→ Exercise instructions
Every entry here needs to be repeated exactly.

→ Data excerpts
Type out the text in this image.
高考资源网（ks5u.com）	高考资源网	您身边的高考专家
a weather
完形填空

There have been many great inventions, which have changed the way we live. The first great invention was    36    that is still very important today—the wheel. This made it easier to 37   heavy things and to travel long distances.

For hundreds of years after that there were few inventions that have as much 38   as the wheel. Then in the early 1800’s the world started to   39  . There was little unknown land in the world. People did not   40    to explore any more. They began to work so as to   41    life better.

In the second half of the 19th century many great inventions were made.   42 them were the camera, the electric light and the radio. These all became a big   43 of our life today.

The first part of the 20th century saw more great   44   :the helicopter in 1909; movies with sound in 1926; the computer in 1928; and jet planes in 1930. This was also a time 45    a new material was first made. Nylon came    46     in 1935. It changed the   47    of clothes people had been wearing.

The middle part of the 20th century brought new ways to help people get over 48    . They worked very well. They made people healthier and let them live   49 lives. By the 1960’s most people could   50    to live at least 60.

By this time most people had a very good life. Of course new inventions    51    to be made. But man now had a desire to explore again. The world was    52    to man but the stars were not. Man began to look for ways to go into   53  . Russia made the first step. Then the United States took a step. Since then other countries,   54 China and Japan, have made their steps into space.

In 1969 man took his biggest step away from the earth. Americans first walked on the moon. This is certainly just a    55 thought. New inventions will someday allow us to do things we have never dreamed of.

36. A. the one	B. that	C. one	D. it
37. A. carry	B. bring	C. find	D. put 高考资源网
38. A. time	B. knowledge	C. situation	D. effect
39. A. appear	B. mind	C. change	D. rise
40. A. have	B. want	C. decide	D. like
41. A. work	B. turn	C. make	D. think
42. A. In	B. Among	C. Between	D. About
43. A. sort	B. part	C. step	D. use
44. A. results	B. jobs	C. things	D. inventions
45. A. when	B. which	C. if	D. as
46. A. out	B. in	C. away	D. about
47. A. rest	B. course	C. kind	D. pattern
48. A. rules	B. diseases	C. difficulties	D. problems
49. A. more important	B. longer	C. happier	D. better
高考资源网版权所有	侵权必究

→ Written reply
Type out the text in this image.
高考资源网（ks5u.com）	高考资源网	您身边的高考专家
a weather
完形填空

There have been many great inventions, which have changed the way we live. The first great invention was    36    that is still very important today—the wheel. This made it easier to 37   heavy things and to travel long distances.

For hundreds of years after that there were few inventions that have as much 38   as the wheel. Then in the early 1800’s the world started to   39  . There was little unknown land in the world. People did not   40    to explore any more. They began to work so as to   41    life better.

In the second half of the 19th century many great inventions were made.   42 them were the camera, the electric light and the radio. These all became a big   43 of our life today.

The first part of the 20th century saw more great   44   :the helicopter in 1909; movies with sound in 1926; the computer in 1928; and jet planes in 1930. This was also a time 45    a new material was first made. Nylon came    46     in 1935. It changed the   47    of clothes people had been wearing.

The middle part of the 20th century brought new ways to help people get over 48    . They worked very well. They made people healthier and let them live   49 lives. By the 1960’s most people could   50    to live at least 60.

By this time most people had a very good life. Of course new inventions    51    to be made. But man now had a desire to explore again. The world was    52    to man but the stars were not. Man began to look for ways to go into   53  . Russia made the first step. Then the United States took a step. Since then other countries,   54 China and Japan, have made their steps into space.

In 1969 man took his biggest step away from the earth. Americans first walked on the moon. This is certainly just a    55 thought. New inventions will someday allow us to do things we have never dreamed of.

36. A. the one	B. that	C. one	D. it
37. A. carry	B. bring	C. find	D. put 高考资源网
38. A. time	B. knowledge	C. situation	D. effect
39. A. appear	B. mind	C. change	D. rise
40. A. have	B. want	C. decide	D. like
41. A. work	B. turn	C. make	D. think
42. A. In	B. Among	C. Between	D. About
43. A. sort	B. part	C. step	D. use
44. A. results	B. jobs	C. things	D. inventions
45. A. when	B. which	C. if	D. as
46. A. out	B. in	C. away	D. about
47. A. rest	B. course	C. kind	D. pattern
48. A. rules	B. diseases	C. difficulties	D. problems
49. A. more important	B. longer	C. happier	D. better
高考资源网版权所有	侵权必究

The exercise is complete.